Records from a dataset:
----------------

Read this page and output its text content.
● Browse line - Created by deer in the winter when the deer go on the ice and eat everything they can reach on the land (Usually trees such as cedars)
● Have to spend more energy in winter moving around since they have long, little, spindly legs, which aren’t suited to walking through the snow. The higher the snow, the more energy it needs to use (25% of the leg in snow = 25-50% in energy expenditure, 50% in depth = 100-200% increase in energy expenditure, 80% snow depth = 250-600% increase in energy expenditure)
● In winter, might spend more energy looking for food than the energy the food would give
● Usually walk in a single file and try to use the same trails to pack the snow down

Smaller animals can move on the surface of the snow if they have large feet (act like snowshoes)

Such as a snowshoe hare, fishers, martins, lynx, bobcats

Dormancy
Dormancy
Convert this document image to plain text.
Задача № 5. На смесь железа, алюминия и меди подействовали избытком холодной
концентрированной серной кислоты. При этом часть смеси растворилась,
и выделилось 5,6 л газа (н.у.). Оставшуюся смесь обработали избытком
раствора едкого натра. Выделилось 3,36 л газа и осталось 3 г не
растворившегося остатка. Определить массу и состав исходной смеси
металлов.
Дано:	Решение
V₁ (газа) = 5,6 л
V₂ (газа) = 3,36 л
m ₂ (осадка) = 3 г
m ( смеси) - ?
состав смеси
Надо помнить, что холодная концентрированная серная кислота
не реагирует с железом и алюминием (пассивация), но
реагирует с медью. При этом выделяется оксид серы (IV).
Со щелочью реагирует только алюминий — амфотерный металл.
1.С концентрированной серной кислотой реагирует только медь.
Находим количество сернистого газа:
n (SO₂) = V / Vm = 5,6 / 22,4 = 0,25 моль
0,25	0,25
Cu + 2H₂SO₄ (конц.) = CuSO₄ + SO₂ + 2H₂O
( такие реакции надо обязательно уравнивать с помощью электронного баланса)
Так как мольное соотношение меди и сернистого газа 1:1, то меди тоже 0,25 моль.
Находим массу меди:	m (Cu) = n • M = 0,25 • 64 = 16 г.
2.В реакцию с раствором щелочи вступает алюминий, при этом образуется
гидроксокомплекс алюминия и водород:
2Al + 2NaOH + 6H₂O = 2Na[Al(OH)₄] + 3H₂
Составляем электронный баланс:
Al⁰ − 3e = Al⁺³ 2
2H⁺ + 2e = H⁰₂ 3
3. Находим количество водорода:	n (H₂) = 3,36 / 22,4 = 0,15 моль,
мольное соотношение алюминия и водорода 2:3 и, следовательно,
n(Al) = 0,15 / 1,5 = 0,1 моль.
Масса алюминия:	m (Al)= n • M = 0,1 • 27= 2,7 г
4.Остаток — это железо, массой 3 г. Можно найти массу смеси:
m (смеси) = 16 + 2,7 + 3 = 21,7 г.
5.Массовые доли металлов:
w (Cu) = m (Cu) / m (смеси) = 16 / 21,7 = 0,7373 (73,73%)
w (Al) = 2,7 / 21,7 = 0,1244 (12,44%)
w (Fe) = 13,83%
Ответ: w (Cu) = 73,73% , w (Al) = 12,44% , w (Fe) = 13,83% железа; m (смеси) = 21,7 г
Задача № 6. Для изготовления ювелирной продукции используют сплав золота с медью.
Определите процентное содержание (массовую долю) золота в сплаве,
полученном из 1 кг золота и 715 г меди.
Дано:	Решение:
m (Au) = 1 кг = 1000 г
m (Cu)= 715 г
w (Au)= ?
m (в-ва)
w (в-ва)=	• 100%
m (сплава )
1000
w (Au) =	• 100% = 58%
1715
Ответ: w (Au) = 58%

----------------

- _WHAT THE TASK REQUIRES_: Gather every line containing the word "spend" and copy it.

- _EXERCISE RESPONSE_:
● Have to spend more energy in winter moving around since they have long, little, spindly legs, which aren’t suited to walking through the snow. The higher the snow, the more energy it needs to use (25% of the leg in snow = 25-50% in energy expenditure, 50% in depth = 100-200% increase in energy expenditure, 80% snow depth = 250-600% increase in energy expenditure)
● In winter, might spend more energy looking for food than the energy the food would give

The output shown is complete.